In [28]:
%run monoalphabetic_substitution.ipynb

## Histogram下的频率分析

首先咱们尝试最简单的方案,即简单的比较密文(Cipher Text)当中字母的频率与大数据结果的差异,并通过类似于$\chi^2$test的方法来评判

通过简单的频率分析后的密钥解密出来的结果与正常英文材料之间的差异.并通过调整密钥中字母以及符号的排列顺序使得结果更好.

### 0:准备

**0.1** 这一步首先LETTERS里面确认key包含的符号,也就是哪些符号需要参与替换

In [44]:
LETTERS = 'abcdefghijklmnopqrstuvwxyz'

In [45]:
#因为后面很多函数都需要将文字标准化(统一大小写，去掉标点空格等非字母符号，去掉换行符号)
def StandardizeText(text):
    text = text.lower()
    text = text.replace('\n','')
    newText = []
    for letter in text:
        if letter.isalpha():
            newText.append(letter)
        
    return ''.join(newText)

**0.2** 这一步需要建立letterCount的值为0的字典用于之后计算频数,频率以及排序

### 1:建立计算频数并排序的函数HistogramFreqExtract

In [46]:
import numpy as np
from itertools import repeat

In [47]:
def HistogramFreqExtract(message):
# 0.每次提取都要让leterCount归零
    letterCount = dict(zip(list(LETTERS),list(repeat(0,26))))
# 1.算出文章中字母的个数
    message = StandardizeText(message) #先标准化
    AlphaNumber = 0
    for letter in message:
        if letter in LETTERS:
            AlphaNumber += 1
# 2.算出字母的频数
    for letter in message:   
        if letter in LETTERS:
            letterCount[letter] += 1 
# 3.算出字母的频率

    MessageCount = list(letterCount.values())
    MessageFreqArray = (np.asarray(MessageCount)/AlphaNumber)*100
    MessageFreqList = MessageFreqArray.tolist()# numpy中的函数,能把array变成list
    DictLetterFreq = dict(zip(list(letterCount.keys()),MessageFreqList)) #两个list通过zip()变成有序对,然后dict()变成字典 

    return DictLetterFreq

### 2:提取总体的频率作为保准频率

这一步需要一个英语文字(或者其他类似语言)的范本,数据量要足够的大,下面会把这个范本里面的字符的频率提取出来作为标准频率

In [48]:
with open('english.txt', 'r') as EnglishData:
    EnglishData = EnglishData.read()
HistoramNumFreq = HistogramFreqExtract(EnglishData)

**任务目标**:
[1] 请把频率分析教程中从“首先咱们尝试最简单的方案,即”到“等非字母符号，去掉换行符号)”的部分照原样重抄一遍。
[2] 根据频率分析教程回答：
(a) 变量 LETTERS 被赋予的值是什么？
(b) 函数 StandardizeText 把文字统一成大写还是小写？
(c) 作为标准频率范本读取的文件叫什么名字？

**数据区**:
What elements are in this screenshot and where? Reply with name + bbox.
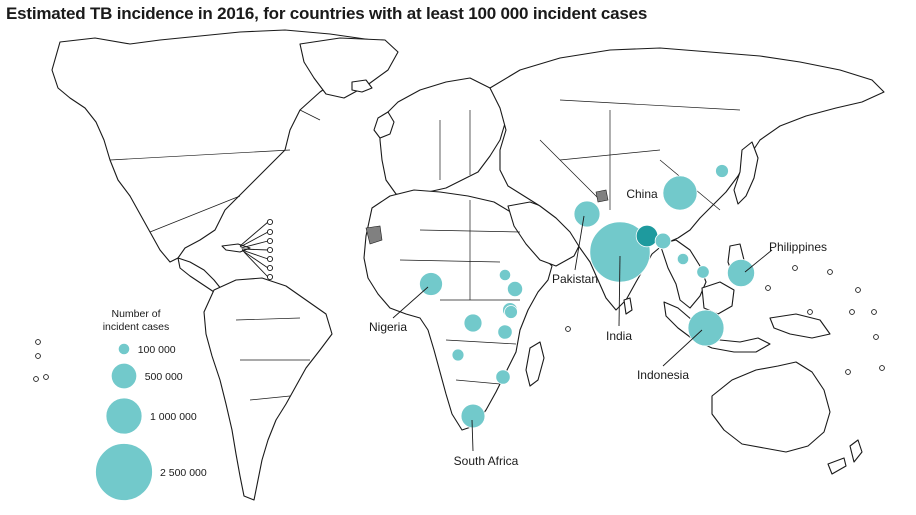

**完整答案**:
[1]
首先咱们尝试最简单的方案,即简单的比较密文(Cipher Text)当中字母的频率与大数据结果的差异,并通过类似于$\chi^2$test的方法来评判

通过简单的频率分析后的密钥解密出来的结果与正常英文材料之间的差异.并通过调整密钥中字母以及符号的排列顺序使得结果更好.

### 0:准备

**0.1** 这一步首先LETTERS里面确认key包含的符号,也就是哪些符号需要参与替换

In [44]:
LETTERS = 'abcdefghijklmnopqrstuvwxyz'

In [45]:
#因为后面很多函数都需要将文字标准化(统一大小写，去掉标点空格等非字母符号，去掉换行符号)

[2]
(a) 'abcdefghijklmnopqrstuvwxyz'
(b) 小写
(c) english.txt